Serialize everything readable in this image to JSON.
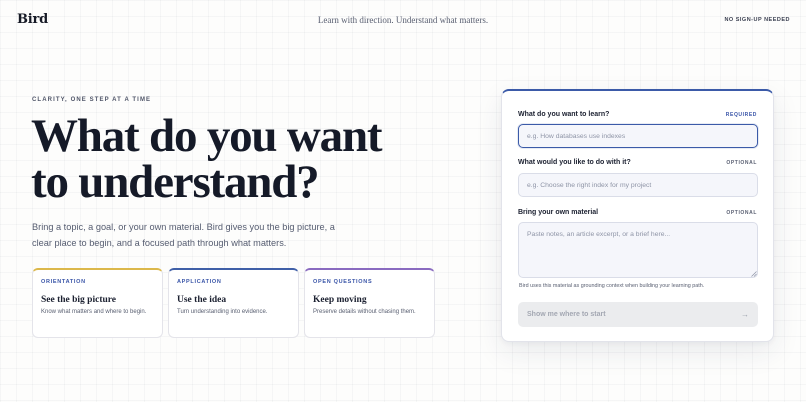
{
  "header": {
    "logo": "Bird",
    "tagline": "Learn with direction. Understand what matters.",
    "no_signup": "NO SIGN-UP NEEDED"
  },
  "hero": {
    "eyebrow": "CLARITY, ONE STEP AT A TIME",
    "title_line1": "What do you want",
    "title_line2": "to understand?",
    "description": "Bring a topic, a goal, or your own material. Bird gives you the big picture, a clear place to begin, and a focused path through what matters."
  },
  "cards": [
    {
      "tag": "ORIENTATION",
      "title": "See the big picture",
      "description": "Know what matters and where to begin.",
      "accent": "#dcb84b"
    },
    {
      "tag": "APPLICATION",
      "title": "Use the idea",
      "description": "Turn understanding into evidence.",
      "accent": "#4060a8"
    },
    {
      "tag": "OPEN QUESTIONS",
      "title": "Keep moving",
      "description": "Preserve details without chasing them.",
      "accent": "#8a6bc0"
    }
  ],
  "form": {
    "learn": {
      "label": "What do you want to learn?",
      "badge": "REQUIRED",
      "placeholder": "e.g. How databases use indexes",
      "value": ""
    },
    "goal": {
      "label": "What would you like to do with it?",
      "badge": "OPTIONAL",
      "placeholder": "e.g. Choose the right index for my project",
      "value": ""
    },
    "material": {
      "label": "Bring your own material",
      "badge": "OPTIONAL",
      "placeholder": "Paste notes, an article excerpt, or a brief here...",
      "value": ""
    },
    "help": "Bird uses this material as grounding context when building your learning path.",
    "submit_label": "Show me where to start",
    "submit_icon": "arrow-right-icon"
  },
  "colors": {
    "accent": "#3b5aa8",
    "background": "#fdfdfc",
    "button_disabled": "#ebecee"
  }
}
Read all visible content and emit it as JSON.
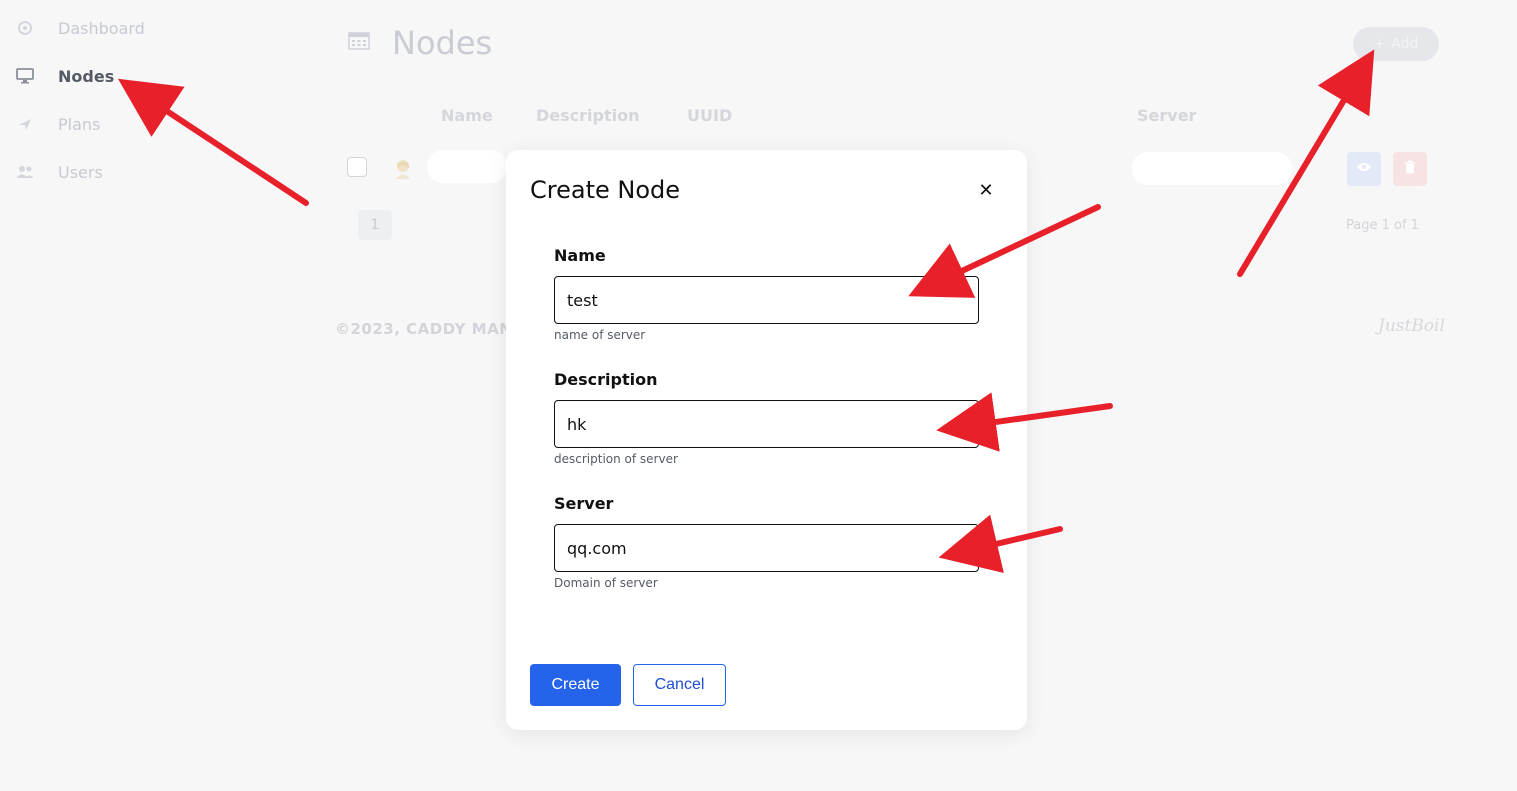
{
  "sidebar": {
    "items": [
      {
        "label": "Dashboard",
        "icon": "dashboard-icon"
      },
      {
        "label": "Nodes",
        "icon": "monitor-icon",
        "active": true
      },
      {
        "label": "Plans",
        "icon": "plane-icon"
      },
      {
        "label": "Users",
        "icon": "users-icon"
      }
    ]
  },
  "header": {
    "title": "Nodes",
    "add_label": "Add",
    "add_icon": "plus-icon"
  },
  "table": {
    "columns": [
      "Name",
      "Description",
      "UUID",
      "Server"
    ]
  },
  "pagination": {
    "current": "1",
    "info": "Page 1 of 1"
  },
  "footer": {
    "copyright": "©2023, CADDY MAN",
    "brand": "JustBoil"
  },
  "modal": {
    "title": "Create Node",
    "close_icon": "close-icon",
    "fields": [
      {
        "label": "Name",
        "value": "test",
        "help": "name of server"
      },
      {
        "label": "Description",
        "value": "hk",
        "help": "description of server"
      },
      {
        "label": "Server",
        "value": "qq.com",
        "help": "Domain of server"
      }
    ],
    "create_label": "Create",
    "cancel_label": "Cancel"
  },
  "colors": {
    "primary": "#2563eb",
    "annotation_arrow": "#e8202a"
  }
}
——————————
* [Stated goal]: Every record above should come back exactly, but without its pictures.

* [Complete answer]:
Serialize everything readable in this image to JSON.
{
  "header": {
    "logo": "Bird",
    "tagline": "Learn with direction. Understand what matters.",
    "no_signup": "NO SIGN-UP NEEDED"
  },
  "hero": {
    "eyebrow": "CLARITY, ONE STEP AT A TIME",
    "title_line1": "What do you want",
    "title_line2": "to understand?",
    "description": "Bring a topic, a goal, or your own material. Bird gives you the big picture, a clear place to begin, and a focused path through what matters."
  },
  "cards": [
    {
      "tag": "ORIENTATION",
      "title": "See the big picture",
      "description": "Know what matters and where to begin.",
      "accent": "#dcb84b"
    },
    {
      "tag": "APPLICATION",
      "title": "Use the idea",
      "description": "Turn understanding into evidence.",
      "accent": "#4060a8"
    },
    {
      "tag": "OPEN QUESTIONS",
      "title": "Keep moving",
      "description": "Preserve details without chasing them.",
      "accent": "#8a6bc0"
    }
  ],
  "form": {
    "learn": {
      "label": "What do you want to learn?",
      "badge": "REQUIRED",
      "placeholder": "e.g. How databases use indexes",
      "value": ""
    },
    "goal": {
      "label": "What would you like to do with it?",
      "badge": "OPTIONAL",
      "placeholder": "e.g. Choose the right index for my project",
      "value": ""
    },
    "material": {
      "label": "Bring your own material",
      "badge": "OPTIONAL",
      "placeholder": "Paste notes, an article excerpt, or a brief here...",
      "value": ""
    },
    "help": "Bird uses this material as grounding context when building your learning path.",
    "submit_label": "Show me where to start",
    "submit_icon": "arrow-right-icon"
  },
  "colors": {
    "accent": "#3b5aa8",
    "background": "#fdfdfc",
    "button_disabled": "#ebecee"
  }
}
Read all visible content and emit it as JSON.
{
  "sidebar": {
    "items": [
      {
        "label": "Dashboard",
        "icon": "dashboard-icon"
      },
      {
        "label": "Nodes",
        "icon": "monitor-icon",
        "active": true
      },
      {
        "label": "Plans",
        "icon": "plane-icon"
      },
      {
        "label": "Users",
        "icon": "users-icon"
      }
    ]
  },
  "header": {
    "title": "Nodes",
    "add_label": "Add",
    "add_icon": "plus-icon"
  },
  "table": {
    "columns": [
      "Name",
      "Description",
      "UUID",
      "Server"
    ]
  },
  "pagination": {
    "current": "1",
    "info": "Page 1 of 1"
  },
  "footer": {
    "copyright": "©2023, CADDY MAN",
    "brand": "JustBoil"
  },
  "modal": {
    "title": "Create Node",
    "close_icon": "close-icon",
    "fields": [
      {
        "label": "Name",
        "value": "test",
        "help": "name of server"
      },
      {
        "label": "Description",
        "value": "hk",
        "help": "description of server"
      },
      {
        "label": "Server",
        "value": "qq.com",
        "help": "Domain of server"
      }
    ],
    "create_label": "Create",
    "cancel_label": "Cancel"
  },
  "colors": {
    "primary": "#2563eb",
    "annotation_arrow": "#e8202a"
  }
}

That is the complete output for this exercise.